Set problem: Below are some records; work out how many of their lines contain "asked" and give the number only.

** START OF Data provided **

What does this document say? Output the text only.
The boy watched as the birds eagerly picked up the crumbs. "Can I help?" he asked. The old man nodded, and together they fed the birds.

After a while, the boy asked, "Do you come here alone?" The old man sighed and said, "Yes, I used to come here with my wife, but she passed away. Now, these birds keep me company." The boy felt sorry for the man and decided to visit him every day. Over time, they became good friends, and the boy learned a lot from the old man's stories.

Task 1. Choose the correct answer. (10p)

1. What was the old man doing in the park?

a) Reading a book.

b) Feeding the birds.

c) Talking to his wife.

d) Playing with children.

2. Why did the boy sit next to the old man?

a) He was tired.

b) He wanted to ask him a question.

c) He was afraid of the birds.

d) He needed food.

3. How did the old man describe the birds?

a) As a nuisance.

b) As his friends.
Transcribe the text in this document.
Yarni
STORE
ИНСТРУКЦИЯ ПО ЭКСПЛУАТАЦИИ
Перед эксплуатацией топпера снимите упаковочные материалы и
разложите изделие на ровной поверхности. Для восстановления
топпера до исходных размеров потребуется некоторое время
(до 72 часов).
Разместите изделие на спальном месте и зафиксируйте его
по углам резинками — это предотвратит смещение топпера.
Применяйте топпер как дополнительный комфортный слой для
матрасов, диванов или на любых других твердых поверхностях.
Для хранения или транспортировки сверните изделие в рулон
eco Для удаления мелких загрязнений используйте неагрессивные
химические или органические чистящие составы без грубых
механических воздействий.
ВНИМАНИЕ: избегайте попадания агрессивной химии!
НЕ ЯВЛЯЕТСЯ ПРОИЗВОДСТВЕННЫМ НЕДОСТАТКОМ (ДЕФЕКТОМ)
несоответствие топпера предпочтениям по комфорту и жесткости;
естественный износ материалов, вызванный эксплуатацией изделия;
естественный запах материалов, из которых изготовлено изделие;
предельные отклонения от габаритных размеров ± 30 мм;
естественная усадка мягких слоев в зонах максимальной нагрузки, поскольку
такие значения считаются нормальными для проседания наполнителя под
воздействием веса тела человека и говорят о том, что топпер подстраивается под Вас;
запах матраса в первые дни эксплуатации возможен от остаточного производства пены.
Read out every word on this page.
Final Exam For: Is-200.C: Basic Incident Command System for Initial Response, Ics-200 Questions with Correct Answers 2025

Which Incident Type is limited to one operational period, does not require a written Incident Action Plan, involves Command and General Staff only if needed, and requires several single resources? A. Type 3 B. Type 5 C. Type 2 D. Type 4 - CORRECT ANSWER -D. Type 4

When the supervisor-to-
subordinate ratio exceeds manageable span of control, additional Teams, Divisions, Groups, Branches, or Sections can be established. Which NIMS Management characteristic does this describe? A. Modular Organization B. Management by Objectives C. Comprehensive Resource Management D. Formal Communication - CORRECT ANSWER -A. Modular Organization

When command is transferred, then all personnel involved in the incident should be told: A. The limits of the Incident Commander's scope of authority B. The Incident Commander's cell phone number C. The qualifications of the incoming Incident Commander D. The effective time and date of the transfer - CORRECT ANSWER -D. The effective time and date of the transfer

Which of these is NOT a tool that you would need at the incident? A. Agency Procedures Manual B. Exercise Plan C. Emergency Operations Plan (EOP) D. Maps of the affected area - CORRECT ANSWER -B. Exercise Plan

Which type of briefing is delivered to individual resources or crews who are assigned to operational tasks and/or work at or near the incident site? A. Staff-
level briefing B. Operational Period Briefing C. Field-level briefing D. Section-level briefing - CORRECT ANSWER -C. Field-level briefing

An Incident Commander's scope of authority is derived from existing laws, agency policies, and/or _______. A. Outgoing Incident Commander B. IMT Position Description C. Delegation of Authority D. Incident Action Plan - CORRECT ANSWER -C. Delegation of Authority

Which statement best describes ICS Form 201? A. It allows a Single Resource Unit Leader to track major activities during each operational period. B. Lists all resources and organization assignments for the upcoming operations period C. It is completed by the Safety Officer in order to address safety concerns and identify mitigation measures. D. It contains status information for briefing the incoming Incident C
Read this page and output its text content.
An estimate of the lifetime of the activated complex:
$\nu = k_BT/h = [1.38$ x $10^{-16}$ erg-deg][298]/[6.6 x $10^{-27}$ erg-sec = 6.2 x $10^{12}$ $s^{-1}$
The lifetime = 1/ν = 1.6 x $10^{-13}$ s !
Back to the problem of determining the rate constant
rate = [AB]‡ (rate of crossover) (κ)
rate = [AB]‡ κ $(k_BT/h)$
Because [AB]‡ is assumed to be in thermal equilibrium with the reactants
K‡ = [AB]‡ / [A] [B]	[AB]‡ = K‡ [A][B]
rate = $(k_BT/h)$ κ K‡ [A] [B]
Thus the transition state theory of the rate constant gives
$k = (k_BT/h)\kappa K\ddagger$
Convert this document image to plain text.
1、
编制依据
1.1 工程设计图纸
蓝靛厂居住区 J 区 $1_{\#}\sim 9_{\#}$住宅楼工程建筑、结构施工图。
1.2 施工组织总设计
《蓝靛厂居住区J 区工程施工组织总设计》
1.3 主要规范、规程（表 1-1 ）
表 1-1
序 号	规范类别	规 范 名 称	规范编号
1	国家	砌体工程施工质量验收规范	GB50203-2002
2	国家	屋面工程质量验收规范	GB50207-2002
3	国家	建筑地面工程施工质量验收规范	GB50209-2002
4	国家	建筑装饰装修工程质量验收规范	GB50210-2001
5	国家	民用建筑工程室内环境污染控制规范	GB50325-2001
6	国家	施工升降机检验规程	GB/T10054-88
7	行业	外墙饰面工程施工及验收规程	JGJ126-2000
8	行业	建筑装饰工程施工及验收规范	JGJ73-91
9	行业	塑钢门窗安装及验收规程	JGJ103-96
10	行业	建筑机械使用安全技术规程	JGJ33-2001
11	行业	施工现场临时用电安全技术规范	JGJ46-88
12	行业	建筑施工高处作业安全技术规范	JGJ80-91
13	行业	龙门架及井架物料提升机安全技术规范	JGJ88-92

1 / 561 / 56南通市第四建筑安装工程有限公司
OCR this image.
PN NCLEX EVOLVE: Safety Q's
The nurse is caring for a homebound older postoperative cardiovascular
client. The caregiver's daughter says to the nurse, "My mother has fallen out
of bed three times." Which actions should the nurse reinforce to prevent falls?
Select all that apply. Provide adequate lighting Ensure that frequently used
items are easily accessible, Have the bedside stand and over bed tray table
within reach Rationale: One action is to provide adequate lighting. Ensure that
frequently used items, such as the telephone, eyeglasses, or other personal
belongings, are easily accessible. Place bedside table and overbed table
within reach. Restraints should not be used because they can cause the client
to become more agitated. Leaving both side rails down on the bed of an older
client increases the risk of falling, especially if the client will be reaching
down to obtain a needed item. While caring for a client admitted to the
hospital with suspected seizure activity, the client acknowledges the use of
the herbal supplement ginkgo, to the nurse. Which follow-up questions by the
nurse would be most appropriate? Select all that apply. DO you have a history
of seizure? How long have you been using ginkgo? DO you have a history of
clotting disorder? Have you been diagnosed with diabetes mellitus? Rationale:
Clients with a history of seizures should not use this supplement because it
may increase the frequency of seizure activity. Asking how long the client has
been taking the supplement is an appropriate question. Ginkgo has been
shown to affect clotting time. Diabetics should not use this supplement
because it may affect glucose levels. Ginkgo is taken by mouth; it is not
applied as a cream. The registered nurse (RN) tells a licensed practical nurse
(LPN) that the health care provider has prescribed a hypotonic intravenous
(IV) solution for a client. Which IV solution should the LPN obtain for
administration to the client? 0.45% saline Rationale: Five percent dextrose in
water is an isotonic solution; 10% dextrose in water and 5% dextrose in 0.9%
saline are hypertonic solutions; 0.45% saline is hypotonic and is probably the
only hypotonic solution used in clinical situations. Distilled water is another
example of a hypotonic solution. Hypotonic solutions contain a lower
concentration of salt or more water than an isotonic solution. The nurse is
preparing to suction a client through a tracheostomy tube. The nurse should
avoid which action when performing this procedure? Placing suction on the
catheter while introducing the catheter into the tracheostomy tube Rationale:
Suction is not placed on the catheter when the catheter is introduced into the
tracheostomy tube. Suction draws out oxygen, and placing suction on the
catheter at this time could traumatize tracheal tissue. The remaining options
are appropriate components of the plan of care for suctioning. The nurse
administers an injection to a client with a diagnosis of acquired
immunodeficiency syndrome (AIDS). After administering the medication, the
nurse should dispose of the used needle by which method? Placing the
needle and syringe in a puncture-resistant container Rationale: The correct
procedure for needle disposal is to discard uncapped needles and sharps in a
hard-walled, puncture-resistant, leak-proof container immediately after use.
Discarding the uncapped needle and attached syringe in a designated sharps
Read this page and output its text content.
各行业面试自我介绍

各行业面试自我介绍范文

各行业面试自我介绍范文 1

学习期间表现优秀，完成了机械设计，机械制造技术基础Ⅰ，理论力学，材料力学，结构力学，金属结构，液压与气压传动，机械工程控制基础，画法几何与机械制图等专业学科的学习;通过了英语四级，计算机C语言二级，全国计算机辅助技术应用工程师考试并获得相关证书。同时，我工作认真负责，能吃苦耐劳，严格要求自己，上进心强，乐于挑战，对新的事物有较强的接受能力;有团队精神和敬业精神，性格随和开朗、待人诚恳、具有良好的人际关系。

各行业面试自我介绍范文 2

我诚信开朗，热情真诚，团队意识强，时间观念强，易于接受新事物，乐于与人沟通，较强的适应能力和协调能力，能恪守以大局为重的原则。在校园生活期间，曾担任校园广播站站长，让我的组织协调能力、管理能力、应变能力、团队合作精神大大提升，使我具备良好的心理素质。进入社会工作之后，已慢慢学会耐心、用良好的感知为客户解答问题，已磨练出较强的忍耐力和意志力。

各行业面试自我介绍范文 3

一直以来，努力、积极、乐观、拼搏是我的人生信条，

** END OF Data provided **

Written reply: 2